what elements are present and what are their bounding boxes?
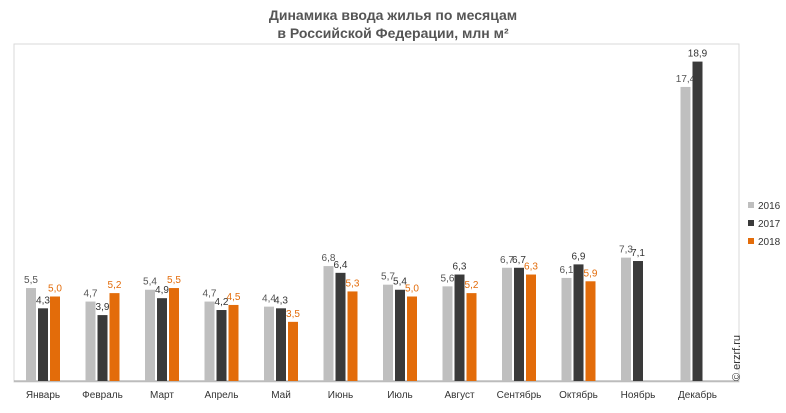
- bar-2017-10: [573, 264, 584, 381]
- bar-2017-1: [38, 308, 48, 381]
- value-label-2017-2: 3,9: [96, 302, 110, 313]
- bar-2016-7: [383, 284, 393, 381]
- value-label-2016-10: 6,1: [560, 265, 574, 276]
- x-tick-label: Август: [444, 390, 475, 401]
- value-label-2016-12: 17,4: [676, 74, 696, 85]
- value-label-2016-4: 4,7: [203, 289, 217, 300]
- bar-2016-3: [145, 289, 155, 381]
- bar-2017-5: [276, 308, 286, 381]
- value-label-2018-1: 5,0: [48, 284, 62, 295]
- bar-2017-11: [633, 261, 643, 381]
- value-label-2017-4: 4,2: [215, 297, 229, 308]
- bar-2017-4: [216, 310, 227, 381]
- bar-2016-5: [264, 306, 274, 381]
- legend-label-2018: 2018: [758, 237, 781, 248]
- x-tick-label: Февраль: [82, 390, 123, 401]
- value-label-2016-1: 5,5: [24, 275, 38, 286]
- chart-title-line-2: в Российской Федерации, млн м²: [277, 25, 509, 41]
- value-label-2018-5: 3,5: [286, 309, 300, 320]
- value-label-2018-10: 5,9: [584, 268, 598, 279]
- legend-swatch-2018: [748, 238, 754, 244]
- bar-2018-2: [109, 293, 120, 381]
- value-label-2017-3: 4,9: [155, 285, 169, 296]
- x-tick-label: Май: [271, 390, 291, 401]
- bar-2017-7: [395, 289, 405, 381]
- bar-2017-2: [97, 315, 108, 381]
- x-tick-label: Март: [150, 390, 174, 401]
- bar-2018-5: [288, 321, 298, 381]
- x-tick-label: Ноябрь: [621, 389, 656, 401]
- bar-2017-3: [157, 298, 167, 381]
- bar-2016-9: [502, 267, 512, 381]
- bar-2018-9: [526, 274, 536, 381]
- value-label-2017-12: 18,9: [688, 49, 708, 60]
- bar-2016-12: [680, 86, 691, 381]
- value-label-2018-6: 5,3: [346, 278, 360, 289]
- value-label-2018-9: 6,3: [524, 262, 538, 273]
- value-label-2017-5: 4,3: [274, 295, 288, 306]
- x-tick-label: Январь: [26, 390, 60, 401]
- value-label-2018-3: 5,5: [167, 275, 181, 286]
- value-label-2016-7: 5,7: [381, 272, 395, 283]
- x-tick-label: Июль: [387, 390, 413, 401]
- value-label-2016-6: 6,8: [322, 253, 336, 264]
- value-label-2016-8: 5,6: [441, 273, 455, 284]
- bar-2018-7: [407, 296, 417, 381]
- value-label-2017-11: 7,1: [631, 248, 645, 259]
- bar-2018-10: [585, 281, 596, 381]
- bar-2016-1: [26, 288, 36, 381]
- bar-2017-8: [454, 274, 465, 381]
- bar-2016-6: [323, 266, 334, 381]
- value-label-2017-7: 5,4: [393, 277, 407, 288]
- bar-2018-3: [169, 288, 179, 381]
- value-label-2018-2: 5,2: [108, 280, 122, 291]
- bar-2017-12: [692, 61, 703, 382]
- value-label-2017-6: 6,4: [334, 260, 348, 271]
- bar-2016-8: [442, 286, 453, 381]
- value-label-2016-11: 7,3: [619, 245, 633, 256]
- value-label-2017-1: 4,3: [36, 295, 50, 306]
- x-tick-label: Октябрь: [559, 389, 598, 401]
- value-label-2016-2: 4,7: [84, 289, 98, 300]
- legend-label-2016: 2016: [758, 201, 781, 212]
- x-tick-label: Апрель: [205, 390, 239, 401]
- value-label-2018-7: 5,0: [405, 284, 419, 295]
- legend-swatch-2016: [748, 202, 754, 208]
- bar-2018-4: [228, 304, 239, 381]
- value-label-2016-9: 6,7: [500, 255, 514, 266]
- bar-2018-8: [466, 293, 477, 381]
- bar-2017-6: [335, 272, 346, 381]
- bar-2016-10: [561, 277, 572, 381]
- value-label-2018-8: 5,2: [465, 280, 479, 291]
- bar-2017-9: [514, 267, 524, 381]
- bars-group: 5,54,35,0Январь4,73,95,2Февраль5,44,95,5…: [24, 49, 717, 401]
- bar-2018-1: [50, 296, 60, 381]
- value-label-2017-10: 6,9: [572, 251, 586, 262]
- legend: 2016 2017 2018: [748, 201, 781, 248]
- value-label-2017-8: 6,3: [453, 262, 467, 273]
- watermark: © erzrf.ru: [731, 335, 743, 381]
- legend-label-2017: 2017: [758, 219, 781, 230]
- bar-2016-11: [621, 257, 631, 381]
- legend-swatch-2017: [748, 220, 754, 226]
- value-label-2016-3: 5,4: [143, 277, 157, 288]
- value-label-2018-4: 4,5: [227, 292, 241, 303]
- x-tick-label: Сентябрь: [497, 389, 542, 401]
- bar-2016-2: [85, 301, 96, 381]
- x-tick-label: Июнь: [328, 390, 353, 401]
- chart-title-line-1: Динамика ввода жилья по месяцам: [269, 7, 517, 23]
- plot-frame: [13, 43, 740, 383]
- value-label-2017-9: 6,7: [512, 255, 526, 266]
- x-tick-label: Декабрь: [678, 389, 717, 401]
- bar-2018-6: [347, 291, 358, 381]
- bar-2016-4: [204, 301, 215, 381]
- value-label-2016-5: 4,4: [262, 294, 276, 305]
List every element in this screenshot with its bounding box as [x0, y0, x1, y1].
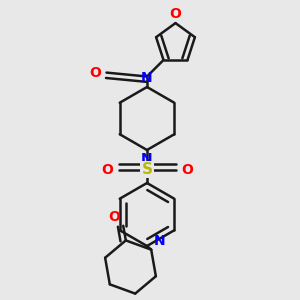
Text: O: O — [89, 66, 101, 80]
Text: S: S — [142, 162, 152, 177]
Text: O: O — [169, 7, 181, 21]
Text: N: N — [141, 152, 153, 167]
Text: O: O — [108, 210, 120, 224]
Text: O: O — [101, 163, 113, 176]
Text: N: N — [154, 234, 166, 248]
Text: O: O — [181, 163, 193, 176]
Text: N: N — [141, 70, 153, 85]
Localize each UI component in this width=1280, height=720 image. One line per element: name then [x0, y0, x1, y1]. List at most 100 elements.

Task goal >>
Render all of the data above as a Markdown table with two columns, "Row" for a running number and "Text" for each line, skipping blank lines. Leave the pictures out of the answer.

Answer below >>
| Row | Text |
|---|---|
| 1 | what elements are present and what are their bounding boxes? |
| 2 | - bar-2017-10: [573, 264, 584, 381] |
| 3 | - bar-2017-1: [38, 308, 48, 381] |
| 4 | - value-label-2017-2: 3,9: [96, 302, 110, 313] |
| 5 | - bar-2016-7: [383, 284, 393, 381] |
| 6 | - value-label-2016-10: 6,1: [560, 265, 574, 276] |
| 7 | - x-tick-label: Август: [444, 390, 475, 401] |
| 8 | - value-label-2016-12: 17,4: [676, 74, 696, 85] |
| 9 | - value-label-2016-4: 4,7: [203, 289, 217, 300] |
| 10 | - bar-2016-3: [145, 289, 155, 381] |
| 11 | - bar-2017-5: [276, 308, 286, 381] |
| 12 | - value-label-2018-1: 5,0: [48, 284, 62, 295] |
| 13 | - bar-2017-11: [633, 261, 643, 381] |
| 14 | - value-label-2017-4: 4,2: [215, 297, 229, 308] |
| 15 | - bar-2017-4: [216, 310, 227, 381] |
| 16 | - bar-2016-5: [264, 306, 274, 381] |
| 17 | - legend-label-2018: 2018: [758, 237, 781, 248] |
| 18 | - x-tick-label: Февраль: [82, 390, 123, 401] |
| 19 | - value-label-2016-1: 5,5: [24, 275, 38, 286] |
| 20 | - chart-title-line-2: в Российской Федерации, млн м²: [277, 25, 509, 41] |
| 21 | - value-label-2018-5: 3,5: [286, 309, 300, 320] |
| 22 | - value-label-2018-10: 5,9: [584, 268, 598, 279] |
| 23 | - legend-swatch-2018: [748, 238, 754, 244] |
| 24 | - bar-2018-2: [109, 293, 120, 381] |
| 25 | - value-label-2017-3: 4,9: [155, 285, 169, 296] |
| 26 | - x-tick-label: Май: [271, 390, 291, 401] |
| 27 | - bar-2017-7: [395, 289, 405, 381] |
| 28 | - bar-2017-2: [97, 315, 108, 381] |
| 29 | - x-tick-label: Март: [150, 390, 174, 401] |
| 30 | - bar-2018-5: [288, 321, 298, 381] |
| 31 | - x-tick-label: Ноябрь: [621, 389, 656, 401] |
| 32 | - bar-2017-3: [157, 298, 167, 381] |
| 33 | - bar-2016-9: [502, 267, 512, 381] |
| 34 | - bar-2018-9: [526, 274, 536, 381] |
| 35 | - value-label-2017-12: 18,9: [688, 49, 708, 60] |
| 36 | - bar-2016-12: [680, 86, 691, 381] |
| 37 | - value-label-2018-6: 5,3: [346, 278, 360, 289] |
| 38 | - value-label-2018-9: 6,3: [524, 262, 538, 273] |
| 39 | - value-label-2017-5: 4,3: [274, 295, 288, 306] |
| 40 | - x-tick-label: Январь: [26, 390, 60, 401] |
| 41 | - value-label-2018-3: 5,5: [167, 275, 181, 286] |
| 42 | - value-label-2016-7: 5,7: [381, 272, 395, 283] |
| 43 | - x-tick-label: Июль: [387, 390, 413, 401] |
| 44 | - value-label-2016-6: 6,8: [322, 253, 336, 264] |
| 45 | - value-label-2016-8: 5,6: [441, 273, 455, 284] |
| 46 | - bar-2018-7: [407, 296, 417, 381] |
| 47 | - value-label-2017-11: 7,1: [631, 248, 645, 259] |
| 48 | - bar-2018-10: [585, 281, 596, 381] |
| 49 | - bar-2016-1: [26, 288, 36, 381] |
| 50 | - bar-2017-8: [454, 274, 465, 381] |
| 51 | - bar-2016-6: [323, 266, 334, 381] |
| 52 | - value-label-2017-7: 5,4: [393, 277, 407, 288] |
| 53 | - bar-2018-3: [169, 288, 179, 381] |
| 54 | - value-label-2018-2: 5,2: [108, 280, 122, 291] |
| 55 | - bar-2017-12: [692, 61, 703, 382] |
| 56 | - value-label-2017-6: 6,4: [334, 260, 348, 271] |
| 57 | - bar-2016-8: [442, 286, 453, 381] |
| 58 | - value-label-2016-11: 7,3: [619, 245, 633, 256] |
| 59 | - value-label-2017-1: 4,3: [36, 295, 50, 306] |
| 60 | - x-tick-label: Октябрь: [559, 389, 598, 401] |
| 61 | - value-label-2016-2: 4,7: [84, 289, 98, 300] |
| 62 | - legend-label-2016: 2016: [758, 201, 781, 212] |
| 63 | - x-tick-label: Апрель: [205, 390, 239, 401] |
| 64 | - value-label-2018-7: 5,0: [405, 284, 419, 295] |
| 65 | - legend-swatch-2016: [748, 202, 754, 208] |
| 66 | - bar-2018-4: [228, 304, 239, 381] |
| 67 | - value-label-2016-9: 6,7: [500, 255, 514, 266] |
| 68 | - bar-2018-8: [466, 293, 477, 381] |
| 69 | - bar-2017-6: [335, 272, 346, 381] |
| 70 | - bar-2016-10: [561, 277, 572, 381] |
| 71 | - value-label-2018-8: 5,2: [465, 280, 479, 291] |
| 72 | - bar-2017-9: [514, 267, 524, 381] |
| 73 | - bars-group: 5,54,35,0Январь4,73,95,2Февраль5,44,95,5…: [24, 49, 717, 401] |
| 74 | - bar-2018-1: [50, 296, 60, 381] |
| 75 | - value-label-2017-10: 6,9: [572, 251, 586, 262] |
| 76 | - legend: 2016 2017 2018: [748, 201, 781, 248] |
| 77 | - value-label-2017-8: 6,3: [453, 262, 467, 273] |
| 78 | - watermark: © erzrf.ru: [731, 335, 743, 381] |
| 79 | - legend-label-2017: 2017: [758, 219, 781, 230] |
| 80 | - bar-2016-11: [621, 257, 631, 381] |
| 81 | - legend-swatch-2017: [748, 220, 754, 226] |
| 82 | - value-label-2016-3: 5,4: [143, 277, 157, 288] |
| 83 | - value-label-2018-4: 4,5: [227, 292, 241, 303] |
| 84 | - x-tick-label: Сентябрь: [497, 389, 542, 401] |
| 85 | - bar-2016-2: [85, 301, 96, 381] |
| 86 | - x-tick-label: Июнь: [328, 390, 353, 401] |
| 87 | - chart-title-line-1: Динамика ввода жилья по месяцам: [269, 7, 517, 23] |
| 88 | - plot-frame: [13, 43, 740, 383] |
| 89 | - value-label-2017-9: 6,7: [512, 255, 526, 266] |
| 90 | - x-tick-label: Декабрь: [678, 389, 717, 401] |
| 91 | - bar-2018-6: [347, 291, 358, 381] |
| 92 | - bar-2016-4: [204, 301, 215, 381] |
| 93 | - value-label-2016-5: 4,4: [262, 294, 276, 305] |
| 94 | List every element in this screenshot with its bounding box as [x0, y0, x1, y1]. |
| 95 | Text: O: O — [89, 66, 101, 80] |
| 96 | Text: S: S — [142, 162, 152, 177] |
| 97 | Text: O: O — [169, 7, 181, 21] |
| 98 | Text: N: N — [141, 152, 153, 167] |
| 99 | Text: O: O — [108, 210, 120, 224] |
| 100 | Text: O: O — [101, 163, 113, 176] |
| 101 | Text: N: N — [154, 234, 166, 248] |
| 102 | Text: O: O — [181, 163, 193, 176] |
| 103 | Text: N: N — [141, 70, 153, 85] |
| 104 | Localize each UI component in this width=1280, height=720 image. One line per element: name then [x0, y0, x1, y1]. List at most 100 elements. |